What needs to be done: Every line that contains the word "time" should be copied.

Listing:
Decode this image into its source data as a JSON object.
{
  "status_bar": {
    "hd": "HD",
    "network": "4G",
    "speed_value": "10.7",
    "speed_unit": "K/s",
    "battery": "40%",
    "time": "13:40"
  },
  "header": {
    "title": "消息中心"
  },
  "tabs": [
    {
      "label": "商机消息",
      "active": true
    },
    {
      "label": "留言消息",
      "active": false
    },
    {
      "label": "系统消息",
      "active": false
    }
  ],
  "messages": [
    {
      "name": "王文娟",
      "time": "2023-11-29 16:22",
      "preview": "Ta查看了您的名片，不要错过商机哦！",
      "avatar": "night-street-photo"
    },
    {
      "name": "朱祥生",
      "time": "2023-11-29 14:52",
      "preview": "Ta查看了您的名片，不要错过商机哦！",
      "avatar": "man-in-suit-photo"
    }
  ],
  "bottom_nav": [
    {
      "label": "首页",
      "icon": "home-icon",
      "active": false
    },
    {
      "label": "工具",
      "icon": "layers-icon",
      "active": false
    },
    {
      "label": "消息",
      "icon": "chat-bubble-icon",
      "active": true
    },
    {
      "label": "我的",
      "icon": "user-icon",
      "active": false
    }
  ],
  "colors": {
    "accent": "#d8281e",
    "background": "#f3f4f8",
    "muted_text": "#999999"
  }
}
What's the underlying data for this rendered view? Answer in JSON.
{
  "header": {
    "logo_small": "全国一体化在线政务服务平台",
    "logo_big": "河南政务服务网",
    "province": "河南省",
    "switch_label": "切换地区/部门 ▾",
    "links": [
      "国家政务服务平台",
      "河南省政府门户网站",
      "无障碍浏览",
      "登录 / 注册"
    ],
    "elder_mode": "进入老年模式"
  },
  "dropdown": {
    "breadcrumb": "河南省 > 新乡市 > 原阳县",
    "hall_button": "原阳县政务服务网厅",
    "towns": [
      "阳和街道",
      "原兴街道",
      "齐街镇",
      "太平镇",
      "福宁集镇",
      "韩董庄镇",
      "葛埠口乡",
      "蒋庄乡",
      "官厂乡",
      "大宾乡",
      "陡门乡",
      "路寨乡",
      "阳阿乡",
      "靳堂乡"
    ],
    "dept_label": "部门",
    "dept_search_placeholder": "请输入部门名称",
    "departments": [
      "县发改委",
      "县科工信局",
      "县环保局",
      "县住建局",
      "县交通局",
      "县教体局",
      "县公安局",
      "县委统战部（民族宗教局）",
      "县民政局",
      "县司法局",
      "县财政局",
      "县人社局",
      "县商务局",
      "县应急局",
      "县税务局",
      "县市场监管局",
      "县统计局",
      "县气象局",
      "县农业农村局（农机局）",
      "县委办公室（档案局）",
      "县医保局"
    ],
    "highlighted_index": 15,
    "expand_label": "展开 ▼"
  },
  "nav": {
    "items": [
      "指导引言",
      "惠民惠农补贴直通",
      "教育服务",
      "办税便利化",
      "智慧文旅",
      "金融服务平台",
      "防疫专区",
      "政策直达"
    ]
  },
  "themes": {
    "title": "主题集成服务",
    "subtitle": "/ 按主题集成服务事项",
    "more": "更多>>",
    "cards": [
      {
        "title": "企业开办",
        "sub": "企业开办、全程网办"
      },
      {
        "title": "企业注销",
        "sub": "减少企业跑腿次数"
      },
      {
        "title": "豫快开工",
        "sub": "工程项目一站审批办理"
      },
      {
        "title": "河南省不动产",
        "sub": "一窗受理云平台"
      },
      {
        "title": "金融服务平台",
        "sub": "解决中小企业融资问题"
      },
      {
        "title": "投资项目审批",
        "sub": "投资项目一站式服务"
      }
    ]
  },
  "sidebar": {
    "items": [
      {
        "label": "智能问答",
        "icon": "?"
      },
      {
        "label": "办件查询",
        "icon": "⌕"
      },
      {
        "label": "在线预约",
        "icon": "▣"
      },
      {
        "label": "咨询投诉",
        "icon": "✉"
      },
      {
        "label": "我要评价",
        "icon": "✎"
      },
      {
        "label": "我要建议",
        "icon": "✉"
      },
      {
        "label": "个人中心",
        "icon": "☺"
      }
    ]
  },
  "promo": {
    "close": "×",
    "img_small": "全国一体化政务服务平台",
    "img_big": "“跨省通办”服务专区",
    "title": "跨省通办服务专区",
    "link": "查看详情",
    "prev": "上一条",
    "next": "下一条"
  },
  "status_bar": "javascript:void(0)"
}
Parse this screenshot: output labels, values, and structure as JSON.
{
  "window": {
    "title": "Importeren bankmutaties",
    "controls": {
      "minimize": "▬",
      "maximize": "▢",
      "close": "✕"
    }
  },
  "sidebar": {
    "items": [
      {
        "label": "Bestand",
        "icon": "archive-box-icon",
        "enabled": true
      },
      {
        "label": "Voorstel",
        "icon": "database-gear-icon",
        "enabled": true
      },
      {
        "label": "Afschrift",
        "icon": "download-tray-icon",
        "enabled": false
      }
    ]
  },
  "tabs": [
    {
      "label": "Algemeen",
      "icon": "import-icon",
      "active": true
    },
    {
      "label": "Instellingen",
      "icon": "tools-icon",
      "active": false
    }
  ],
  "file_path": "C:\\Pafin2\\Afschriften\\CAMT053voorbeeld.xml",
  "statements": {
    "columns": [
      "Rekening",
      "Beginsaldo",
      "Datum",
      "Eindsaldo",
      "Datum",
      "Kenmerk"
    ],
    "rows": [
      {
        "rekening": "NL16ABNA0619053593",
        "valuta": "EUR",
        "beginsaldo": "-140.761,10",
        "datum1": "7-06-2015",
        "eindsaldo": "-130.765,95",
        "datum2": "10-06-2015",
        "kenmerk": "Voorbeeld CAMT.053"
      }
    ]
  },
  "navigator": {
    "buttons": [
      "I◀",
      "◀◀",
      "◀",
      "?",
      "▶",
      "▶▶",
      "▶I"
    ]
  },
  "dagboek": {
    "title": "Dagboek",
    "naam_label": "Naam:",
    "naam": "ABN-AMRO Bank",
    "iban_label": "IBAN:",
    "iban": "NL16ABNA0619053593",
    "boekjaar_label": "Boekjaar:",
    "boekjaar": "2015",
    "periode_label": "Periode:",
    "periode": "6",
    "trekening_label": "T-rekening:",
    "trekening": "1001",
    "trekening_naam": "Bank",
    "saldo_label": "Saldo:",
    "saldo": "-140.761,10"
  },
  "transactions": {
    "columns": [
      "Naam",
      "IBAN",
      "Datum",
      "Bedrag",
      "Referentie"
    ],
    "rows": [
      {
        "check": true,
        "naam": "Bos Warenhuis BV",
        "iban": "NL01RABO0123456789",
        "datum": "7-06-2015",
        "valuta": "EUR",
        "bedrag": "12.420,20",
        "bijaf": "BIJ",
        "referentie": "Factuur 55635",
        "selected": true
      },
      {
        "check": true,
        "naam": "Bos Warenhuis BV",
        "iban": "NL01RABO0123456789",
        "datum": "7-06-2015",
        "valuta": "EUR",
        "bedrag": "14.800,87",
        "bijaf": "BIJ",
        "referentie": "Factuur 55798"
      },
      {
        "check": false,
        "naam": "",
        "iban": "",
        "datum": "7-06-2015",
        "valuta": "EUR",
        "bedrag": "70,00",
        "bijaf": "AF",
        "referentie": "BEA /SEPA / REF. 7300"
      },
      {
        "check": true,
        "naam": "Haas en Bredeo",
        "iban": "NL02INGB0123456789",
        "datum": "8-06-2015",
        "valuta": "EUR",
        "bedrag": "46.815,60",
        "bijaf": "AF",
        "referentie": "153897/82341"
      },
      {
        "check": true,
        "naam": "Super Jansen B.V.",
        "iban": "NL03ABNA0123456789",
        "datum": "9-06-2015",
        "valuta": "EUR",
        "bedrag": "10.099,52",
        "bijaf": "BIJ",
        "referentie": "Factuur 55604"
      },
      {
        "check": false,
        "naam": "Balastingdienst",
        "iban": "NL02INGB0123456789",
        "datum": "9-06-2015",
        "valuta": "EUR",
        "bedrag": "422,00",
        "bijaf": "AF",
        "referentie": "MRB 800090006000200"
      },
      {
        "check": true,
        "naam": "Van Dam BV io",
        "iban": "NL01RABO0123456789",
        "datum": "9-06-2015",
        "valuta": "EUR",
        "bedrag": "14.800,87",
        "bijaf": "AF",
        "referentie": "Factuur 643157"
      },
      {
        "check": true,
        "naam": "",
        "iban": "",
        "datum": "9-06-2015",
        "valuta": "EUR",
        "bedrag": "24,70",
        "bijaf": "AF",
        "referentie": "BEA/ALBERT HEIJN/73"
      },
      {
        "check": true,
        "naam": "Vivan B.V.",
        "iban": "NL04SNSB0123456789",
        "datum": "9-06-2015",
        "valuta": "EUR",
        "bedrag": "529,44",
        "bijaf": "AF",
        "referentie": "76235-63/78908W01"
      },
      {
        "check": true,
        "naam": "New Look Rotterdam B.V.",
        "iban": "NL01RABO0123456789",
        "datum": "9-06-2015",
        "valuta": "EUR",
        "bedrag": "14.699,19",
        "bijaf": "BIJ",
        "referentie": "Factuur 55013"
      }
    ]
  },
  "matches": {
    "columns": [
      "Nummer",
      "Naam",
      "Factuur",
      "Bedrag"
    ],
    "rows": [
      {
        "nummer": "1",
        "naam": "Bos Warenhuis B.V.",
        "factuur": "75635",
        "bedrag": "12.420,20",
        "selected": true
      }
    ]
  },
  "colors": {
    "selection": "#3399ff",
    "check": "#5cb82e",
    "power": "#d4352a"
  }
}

Final result:
    "time": "13:40"
      "time": "2023-11-29 16:22",
      "time": "2023-11-29 14:52",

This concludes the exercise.